§ Directions
Give the number of lines in the entries that contain "blue". State only the count.

§ Provided material

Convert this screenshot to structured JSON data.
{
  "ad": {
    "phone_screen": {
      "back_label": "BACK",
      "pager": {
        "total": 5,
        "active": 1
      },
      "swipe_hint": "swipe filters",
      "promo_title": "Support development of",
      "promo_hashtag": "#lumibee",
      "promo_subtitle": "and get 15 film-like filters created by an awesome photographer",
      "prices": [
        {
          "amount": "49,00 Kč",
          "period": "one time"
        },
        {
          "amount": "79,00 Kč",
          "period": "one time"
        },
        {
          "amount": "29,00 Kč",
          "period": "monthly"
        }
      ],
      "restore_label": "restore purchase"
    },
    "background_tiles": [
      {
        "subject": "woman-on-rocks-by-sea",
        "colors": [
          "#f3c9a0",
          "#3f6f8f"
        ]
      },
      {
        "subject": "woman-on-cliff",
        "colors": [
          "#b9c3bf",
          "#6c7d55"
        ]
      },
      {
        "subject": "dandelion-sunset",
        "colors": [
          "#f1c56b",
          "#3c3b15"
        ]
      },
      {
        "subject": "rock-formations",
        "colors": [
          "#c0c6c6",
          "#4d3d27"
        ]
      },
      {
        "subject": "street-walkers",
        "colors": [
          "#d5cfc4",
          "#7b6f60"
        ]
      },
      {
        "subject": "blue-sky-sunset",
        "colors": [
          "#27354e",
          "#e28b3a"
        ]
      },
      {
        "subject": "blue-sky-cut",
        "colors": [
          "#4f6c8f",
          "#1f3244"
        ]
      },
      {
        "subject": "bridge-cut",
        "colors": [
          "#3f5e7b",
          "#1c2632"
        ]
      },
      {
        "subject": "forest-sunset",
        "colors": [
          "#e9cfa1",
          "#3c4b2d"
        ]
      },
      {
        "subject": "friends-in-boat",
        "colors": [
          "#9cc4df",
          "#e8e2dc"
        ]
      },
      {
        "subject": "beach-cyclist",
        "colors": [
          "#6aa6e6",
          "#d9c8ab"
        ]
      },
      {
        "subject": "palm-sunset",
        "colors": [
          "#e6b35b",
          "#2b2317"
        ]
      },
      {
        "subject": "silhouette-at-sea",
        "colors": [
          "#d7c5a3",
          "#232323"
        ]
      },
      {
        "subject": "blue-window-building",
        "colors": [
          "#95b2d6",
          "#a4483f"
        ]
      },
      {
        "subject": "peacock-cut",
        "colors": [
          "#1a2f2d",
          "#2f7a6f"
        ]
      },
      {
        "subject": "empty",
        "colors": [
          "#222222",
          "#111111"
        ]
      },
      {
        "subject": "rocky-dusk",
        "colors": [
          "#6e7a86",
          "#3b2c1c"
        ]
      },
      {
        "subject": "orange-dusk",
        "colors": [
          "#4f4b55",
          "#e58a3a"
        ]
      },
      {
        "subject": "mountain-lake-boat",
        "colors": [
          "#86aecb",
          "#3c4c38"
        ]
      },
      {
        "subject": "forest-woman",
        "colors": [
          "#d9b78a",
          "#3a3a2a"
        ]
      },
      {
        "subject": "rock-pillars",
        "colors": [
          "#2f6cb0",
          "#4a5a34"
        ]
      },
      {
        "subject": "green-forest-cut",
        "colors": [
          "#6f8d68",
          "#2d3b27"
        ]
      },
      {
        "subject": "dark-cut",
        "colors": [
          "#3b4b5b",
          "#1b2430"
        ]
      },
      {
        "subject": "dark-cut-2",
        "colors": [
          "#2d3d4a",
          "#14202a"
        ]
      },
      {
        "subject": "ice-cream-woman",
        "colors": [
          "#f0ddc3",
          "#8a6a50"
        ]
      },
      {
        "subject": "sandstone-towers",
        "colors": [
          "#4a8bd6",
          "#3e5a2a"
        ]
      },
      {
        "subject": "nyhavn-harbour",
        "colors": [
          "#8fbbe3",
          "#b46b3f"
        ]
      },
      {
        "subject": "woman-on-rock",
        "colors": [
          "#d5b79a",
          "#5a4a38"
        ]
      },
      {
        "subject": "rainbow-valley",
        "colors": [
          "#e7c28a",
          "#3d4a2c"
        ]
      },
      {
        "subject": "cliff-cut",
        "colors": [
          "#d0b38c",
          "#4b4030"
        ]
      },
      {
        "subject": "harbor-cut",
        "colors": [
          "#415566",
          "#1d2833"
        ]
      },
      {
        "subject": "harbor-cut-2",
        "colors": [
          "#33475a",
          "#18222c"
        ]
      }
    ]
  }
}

§ Exercise output
3